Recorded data
══════
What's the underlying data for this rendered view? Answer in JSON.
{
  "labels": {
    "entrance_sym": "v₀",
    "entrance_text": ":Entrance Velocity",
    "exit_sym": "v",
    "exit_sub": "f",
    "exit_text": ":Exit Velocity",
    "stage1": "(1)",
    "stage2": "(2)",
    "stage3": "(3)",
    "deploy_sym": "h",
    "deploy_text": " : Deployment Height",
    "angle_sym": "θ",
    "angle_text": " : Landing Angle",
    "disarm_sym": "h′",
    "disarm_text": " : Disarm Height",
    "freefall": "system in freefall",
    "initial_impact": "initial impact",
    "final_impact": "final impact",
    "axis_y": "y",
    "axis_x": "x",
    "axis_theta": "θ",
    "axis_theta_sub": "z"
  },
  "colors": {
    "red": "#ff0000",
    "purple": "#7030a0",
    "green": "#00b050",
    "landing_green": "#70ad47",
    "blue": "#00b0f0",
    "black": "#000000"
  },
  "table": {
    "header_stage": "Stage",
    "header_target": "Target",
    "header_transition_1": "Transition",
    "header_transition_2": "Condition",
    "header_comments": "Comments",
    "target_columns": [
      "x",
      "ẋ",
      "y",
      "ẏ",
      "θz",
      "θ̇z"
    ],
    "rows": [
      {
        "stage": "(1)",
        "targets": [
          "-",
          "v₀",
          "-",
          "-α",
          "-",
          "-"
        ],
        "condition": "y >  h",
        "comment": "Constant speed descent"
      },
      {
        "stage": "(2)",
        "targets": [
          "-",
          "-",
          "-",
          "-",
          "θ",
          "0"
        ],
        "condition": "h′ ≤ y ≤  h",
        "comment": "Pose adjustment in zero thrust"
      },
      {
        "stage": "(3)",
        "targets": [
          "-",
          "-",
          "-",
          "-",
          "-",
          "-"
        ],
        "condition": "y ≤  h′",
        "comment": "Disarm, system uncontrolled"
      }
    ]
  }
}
══════
* TO DO:
Pick out the lines above containing the word "Height", then copy them.

* EXERCISE OUTPUT:
    "deploy_text": " : Deployment Height",
    "disarm_text": " : Disarm Height",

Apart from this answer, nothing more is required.